Annotated element entries:
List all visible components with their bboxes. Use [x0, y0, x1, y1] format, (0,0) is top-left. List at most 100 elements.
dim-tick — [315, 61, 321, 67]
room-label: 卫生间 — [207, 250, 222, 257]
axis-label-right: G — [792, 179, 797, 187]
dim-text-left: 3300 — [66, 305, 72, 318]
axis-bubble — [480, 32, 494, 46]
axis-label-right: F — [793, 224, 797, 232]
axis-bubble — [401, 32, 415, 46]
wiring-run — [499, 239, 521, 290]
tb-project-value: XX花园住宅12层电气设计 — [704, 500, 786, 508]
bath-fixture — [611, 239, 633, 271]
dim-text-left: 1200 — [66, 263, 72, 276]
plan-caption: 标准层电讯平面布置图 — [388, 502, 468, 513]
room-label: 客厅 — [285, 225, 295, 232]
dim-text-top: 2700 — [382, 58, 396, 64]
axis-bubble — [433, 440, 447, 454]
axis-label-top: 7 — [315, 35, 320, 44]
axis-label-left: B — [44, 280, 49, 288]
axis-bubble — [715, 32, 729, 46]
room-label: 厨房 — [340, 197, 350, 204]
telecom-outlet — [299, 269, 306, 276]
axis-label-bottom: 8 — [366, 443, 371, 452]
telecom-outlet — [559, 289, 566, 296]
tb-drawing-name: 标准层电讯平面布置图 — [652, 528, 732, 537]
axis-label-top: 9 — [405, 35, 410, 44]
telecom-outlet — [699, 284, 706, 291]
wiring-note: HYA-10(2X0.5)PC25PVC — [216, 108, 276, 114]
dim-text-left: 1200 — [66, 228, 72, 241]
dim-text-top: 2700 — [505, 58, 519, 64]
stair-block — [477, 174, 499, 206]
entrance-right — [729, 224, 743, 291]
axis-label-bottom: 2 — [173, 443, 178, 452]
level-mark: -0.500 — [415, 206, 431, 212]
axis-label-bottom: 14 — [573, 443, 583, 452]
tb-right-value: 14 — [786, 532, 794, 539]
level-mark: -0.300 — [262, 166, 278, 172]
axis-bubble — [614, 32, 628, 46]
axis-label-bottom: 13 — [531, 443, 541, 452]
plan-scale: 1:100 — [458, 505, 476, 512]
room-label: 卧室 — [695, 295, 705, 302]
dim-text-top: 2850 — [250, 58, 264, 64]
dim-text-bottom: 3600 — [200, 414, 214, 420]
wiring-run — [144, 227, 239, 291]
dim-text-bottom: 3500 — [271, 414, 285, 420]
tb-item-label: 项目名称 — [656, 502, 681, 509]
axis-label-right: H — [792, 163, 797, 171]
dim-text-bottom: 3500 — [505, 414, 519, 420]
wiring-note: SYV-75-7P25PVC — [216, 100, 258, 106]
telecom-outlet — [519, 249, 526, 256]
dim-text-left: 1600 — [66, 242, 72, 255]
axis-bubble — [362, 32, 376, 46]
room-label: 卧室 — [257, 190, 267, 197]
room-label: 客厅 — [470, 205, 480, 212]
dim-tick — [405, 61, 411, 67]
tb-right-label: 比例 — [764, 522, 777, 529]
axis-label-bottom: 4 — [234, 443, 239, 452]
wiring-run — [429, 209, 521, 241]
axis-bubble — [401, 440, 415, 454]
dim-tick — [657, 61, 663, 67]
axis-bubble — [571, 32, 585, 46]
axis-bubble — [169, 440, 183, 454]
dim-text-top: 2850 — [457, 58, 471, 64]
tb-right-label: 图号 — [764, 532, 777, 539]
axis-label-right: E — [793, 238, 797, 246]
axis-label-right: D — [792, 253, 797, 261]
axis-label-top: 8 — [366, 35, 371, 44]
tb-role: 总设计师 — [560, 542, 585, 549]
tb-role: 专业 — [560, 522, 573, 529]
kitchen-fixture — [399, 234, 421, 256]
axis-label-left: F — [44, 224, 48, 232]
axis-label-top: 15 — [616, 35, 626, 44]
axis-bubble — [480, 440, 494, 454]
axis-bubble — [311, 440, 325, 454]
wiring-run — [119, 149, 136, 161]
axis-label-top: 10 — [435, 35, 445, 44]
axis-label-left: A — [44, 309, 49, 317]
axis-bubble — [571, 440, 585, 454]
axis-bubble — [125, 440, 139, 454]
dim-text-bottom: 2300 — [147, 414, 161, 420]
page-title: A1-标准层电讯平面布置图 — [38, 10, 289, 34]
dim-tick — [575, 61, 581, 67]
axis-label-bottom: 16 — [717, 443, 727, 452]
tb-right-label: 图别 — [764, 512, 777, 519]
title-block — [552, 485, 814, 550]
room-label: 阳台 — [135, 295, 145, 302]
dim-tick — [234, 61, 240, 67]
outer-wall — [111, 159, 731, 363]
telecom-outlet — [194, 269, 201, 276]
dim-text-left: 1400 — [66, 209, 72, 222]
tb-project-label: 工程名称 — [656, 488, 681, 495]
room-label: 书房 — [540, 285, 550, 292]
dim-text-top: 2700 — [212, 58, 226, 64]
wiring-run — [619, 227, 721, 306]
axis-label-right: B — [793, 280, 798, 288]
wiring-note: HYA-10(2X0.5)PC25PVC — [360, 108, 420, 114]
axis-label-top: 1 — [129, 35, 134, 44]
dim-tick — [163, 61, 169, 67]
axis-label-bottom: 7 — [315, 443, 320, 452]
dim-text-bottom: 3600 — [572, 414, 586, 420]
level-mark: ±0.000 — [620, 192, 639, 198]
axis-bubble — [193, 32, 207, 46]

-- WHAT THE TASK ASKS --
Can you express the rows as a Markdown table with the columns No. and Entry, giving each line its row number and skipping blank lines? Begin at the very first line of the rows and stop after the line that contains "room-label: 厨房 — [340, 197, 350, 204]", including both ends.

-- FINAL RESULT --
| No. | Entry |
|---|---|
| 1 | List all visible components with their bboxes. Use [x0, y0, x1, y1] format, (0,0) is top-left. List at most 100 elements. |
| 2 | dim-tick — [315, 61, 321, 67] |
| 3 | room-label: 卫生间 — [207, 250, 222, 257] |
| 4 | axis-label-right: G — [792, 179, 797, 187] |
| 5 | dim-text-left: 3300 — [66, 305, 72, 318] |
| 6 | axis-bubble — [480, 32, 494, 46] |
| 7 | axis-label-right: F — [793, 224, 797, 232] |
| 8 | axis-bubble — [401, 32, 415, 46] |
| 9 | wiring-run — [499, 239, 521, 290] |
| 10 | tb-project-value: XX花园住宅12层电气设计 — [704, 500, 786, 508] |
| 11 | bath-fixture — [611, 239, 633, 271] |
| 12 | dim-text-left: 1200 — [66, 263, 72, 276] |
| 13 | plan-caption: 标准层电讯平面布置图 — [388, 502, 468, 513] |
| 14 | room-label: 客厅 — [285, 225, 295, 232] |
| 15 | dim-text-top: 2700 — [382, 58, 396, 64] |
| 16 | axis-bubble — [433, 440, 447, 454] |
| 17 | axis-label-top: 7 — [315, 35, 320, 44] |
| 18 | axis-label-left: B — [44, 280, 49, 288] |
| 19 | axis-bubble — [715, 32, 729, 46] |
| 20 | room-label: 厨房 — [340, 197, 350, 204] |